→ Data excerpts
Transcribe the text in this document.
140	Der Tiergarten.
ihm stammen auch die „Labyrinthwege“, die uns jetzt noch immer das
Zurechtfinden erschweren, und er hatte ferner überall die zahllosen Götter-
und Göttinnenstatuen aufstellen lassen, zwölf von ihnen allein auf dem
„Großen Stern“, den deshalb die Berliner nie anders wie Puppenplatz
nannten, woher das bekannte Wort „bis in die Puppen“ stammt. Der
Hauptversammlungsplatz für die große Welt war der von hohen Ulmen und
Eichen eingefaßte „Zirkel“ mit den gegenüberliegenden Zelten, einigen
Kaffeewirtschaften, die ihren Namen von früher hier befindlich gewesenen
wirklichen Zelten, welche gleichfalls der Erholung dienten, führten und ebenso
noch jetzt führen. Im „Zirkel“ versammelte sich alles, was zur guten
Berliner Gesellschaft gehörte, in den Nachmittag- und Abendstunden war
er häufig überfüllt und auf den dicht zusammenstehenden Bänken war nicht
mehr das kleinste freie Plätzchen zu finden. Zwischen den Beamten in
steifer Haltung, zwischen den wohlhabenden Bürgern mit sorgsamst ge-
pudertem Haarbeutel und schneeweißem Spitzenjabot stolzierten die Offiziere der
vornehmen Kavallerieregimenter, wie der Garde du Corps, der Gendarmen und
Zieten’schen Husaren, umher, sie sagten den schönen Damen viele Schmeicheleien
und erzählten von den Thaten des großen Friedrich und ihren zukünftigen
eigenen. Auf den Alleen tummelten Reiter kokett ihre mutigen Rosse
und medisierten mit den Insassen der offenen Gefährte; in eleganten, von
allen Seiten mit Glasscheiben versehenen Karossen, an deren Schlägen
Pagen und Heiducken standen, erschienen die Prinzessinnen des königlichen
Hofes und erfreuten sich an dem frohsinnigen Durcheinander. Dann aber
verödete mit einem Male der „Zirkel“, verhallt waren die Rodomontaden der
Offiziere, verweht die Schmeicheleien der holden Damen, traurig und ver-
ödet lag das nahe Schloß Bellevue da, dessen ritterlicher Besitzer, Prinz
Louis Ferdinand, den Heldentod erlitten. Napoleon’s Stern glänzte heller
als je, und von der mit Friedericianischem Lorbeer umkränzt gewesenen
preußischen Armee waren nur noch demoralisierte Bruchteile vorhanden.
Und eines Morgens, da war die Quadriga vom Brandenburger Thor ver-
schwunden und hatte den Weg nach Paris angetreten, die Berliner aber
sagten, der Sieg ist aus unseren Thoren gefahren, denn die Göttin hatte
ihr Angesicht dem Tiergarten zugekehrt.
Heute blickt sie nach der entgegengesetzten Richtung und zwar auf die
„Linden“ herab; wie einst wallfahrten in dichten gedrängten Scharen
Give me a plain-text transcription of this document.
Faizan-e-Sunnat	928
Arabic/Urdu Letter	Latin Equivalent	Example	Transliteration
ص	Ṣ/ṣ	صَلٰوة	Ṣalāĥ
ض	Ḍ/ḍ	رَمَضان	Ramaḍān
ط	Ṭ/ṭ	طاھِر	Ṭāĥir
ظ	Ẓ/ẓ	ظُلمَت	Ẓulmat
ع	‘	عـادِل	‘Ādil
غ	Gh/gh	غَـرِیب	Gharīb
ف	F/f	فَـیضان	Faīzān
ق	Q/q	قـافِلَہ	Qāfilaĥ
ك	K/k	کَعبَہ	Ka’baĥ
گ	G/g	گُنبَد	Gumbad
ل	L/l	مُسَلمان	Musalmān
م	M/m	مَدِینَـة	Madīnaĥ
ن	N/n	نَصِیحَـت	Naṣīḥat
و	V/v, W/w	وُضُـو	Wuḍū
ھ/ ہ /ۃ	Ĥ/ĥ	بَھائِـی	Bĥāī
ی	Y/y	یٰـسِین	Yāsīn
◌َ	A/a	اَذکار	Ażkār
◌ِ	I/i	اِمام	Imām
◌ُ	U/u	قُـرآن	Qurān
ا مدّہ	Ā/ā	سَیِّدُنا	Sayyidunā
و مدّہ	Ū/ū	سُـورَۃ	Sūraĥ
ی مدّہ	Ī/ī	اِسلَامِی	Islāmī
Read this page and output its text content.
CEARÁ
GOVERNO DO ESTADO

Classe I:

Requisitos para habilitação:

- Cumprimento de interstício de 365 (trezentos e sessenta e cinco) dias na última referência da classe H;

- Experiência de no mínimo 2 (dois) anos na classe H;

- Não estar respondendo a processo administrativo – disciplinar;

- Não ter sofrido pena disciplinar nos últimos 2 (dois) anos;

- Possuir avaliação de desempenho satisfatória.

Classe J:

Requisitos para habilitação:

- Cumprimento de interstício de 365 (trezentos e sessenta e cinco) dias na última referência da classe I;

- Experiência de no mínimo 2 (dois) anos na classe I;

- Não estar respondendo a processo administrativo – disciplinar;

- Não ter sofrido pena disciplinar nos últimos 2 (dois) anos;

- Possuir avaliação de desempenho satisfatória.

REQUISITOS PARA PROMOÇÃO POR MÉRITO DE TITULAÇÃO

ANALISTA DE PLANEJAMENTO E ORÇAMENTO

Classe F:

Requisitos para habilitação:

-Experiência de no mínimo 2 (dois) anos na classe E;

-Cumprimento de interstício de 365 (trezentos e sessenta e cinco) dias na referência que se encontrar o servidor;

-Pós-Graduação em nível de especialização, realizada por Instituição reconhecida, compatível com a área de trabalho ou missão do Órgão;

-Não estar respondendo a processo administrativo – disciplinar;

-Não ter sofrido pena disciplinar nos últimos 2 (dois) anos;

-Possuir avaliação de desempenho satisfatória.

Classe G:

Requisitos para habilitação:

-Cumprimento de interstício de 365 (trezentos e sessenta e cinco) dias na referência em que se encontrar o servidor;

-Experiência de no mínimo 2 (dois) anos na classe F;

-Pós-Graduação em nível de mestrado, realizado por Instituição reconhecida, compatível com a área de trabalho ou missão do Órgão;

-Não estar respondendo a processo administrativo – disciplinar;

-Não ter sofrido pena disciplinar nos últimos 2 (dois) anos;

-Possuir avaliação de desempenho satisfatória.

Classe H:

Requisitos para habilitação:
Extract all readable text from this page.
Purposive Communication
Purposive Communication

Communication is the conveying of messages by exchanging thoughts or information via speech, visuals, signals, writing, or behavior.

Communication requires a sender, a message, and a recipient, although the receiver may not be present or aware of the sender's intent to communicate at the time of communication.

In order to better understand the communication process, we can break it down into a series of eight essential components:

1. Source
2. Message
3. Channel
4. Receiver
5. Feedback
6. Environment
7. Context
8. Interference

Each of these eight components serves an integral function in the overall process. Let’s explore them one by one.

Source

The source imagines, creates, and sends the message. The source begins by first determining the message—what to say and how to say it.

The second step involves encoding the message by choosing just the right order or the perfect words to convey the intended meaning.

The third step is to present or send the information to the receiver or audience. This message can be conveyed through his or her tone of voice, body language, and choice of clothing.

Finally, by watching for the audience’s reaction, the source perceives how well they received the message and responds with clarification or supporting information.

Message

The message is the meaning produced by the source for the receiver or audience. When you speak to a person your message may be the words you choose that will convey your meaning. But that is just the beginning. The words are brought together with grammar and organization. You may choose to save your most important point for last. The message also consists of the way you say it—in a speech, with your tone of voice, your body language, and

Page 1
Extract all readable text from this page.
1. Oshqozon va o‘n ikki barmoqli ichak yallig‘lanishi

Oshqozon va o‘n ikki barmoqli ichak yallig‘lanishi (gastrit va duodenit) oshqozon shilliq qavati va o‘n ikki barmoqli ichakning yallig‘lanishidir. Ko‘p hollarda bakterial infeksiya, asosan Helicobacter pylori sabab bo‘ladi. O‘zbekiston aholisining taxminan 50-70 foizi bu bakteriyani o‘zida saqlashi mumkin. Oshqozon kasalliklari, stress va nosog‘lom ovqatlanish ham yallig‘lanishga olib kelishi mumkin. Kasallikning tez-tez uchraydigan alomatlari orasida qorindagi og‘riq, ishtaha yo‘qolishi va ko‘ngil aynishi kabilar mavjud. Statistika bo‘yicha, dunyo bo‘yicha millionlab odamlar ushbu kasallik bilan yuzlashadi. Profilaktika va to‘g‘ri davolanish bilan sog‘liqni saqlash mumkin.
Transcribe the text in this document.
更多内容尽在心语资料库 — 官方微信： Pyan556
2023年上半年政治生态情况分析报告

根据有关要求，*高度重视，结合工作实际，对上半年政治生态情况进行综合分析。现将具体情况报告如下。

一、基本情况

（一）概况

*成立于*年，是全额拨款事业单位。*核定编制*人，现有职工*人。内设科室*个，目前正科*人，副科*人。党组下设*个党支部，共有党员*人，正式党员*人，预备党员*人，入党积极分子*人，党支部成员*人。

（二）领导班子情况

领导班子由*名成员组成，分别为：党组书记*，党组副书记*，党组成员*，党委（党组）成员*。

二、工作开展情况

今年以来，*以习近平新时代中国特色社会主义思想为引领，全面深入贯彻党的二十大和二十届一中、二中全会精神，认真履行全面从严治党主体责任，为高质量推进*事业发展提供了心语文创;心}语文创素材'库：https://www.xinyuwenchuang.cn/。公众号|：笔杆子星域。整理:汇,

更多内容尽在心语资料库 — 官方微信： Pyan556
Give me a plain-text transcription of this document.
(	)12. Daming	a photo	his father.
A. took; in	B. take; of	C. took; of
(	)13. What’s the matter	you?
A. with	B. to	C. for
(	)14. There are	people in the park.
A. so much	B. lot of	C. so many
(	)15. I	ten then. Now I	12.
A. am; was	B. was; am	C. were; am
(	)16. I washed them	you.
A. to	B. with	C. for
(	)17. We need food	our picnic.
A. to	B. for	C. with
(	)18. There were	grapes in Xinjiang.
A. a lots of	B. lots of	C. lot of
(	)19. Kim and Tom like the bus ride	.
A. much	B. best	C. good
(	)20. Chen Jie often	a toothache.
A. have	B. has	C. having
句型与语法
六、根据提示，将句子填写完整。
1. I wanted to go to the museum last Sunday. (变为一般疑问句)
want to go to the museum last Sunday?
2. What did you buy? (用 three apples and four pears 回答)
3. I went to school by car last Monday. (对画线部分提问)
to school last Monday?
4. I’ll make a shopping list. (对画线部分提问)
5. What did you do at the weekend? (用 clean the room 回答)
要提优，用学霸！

→ To do
Each line in the entries above that includes the string "Zelten" should be extracted.

→ Response to the exercise
Eichen eingefaßte „Zirkel“ mit den gegenüberliegenden Zelten, einigen
wirklichen Zelten, welche gleichfalls der Erholung dienten, führten und ebenso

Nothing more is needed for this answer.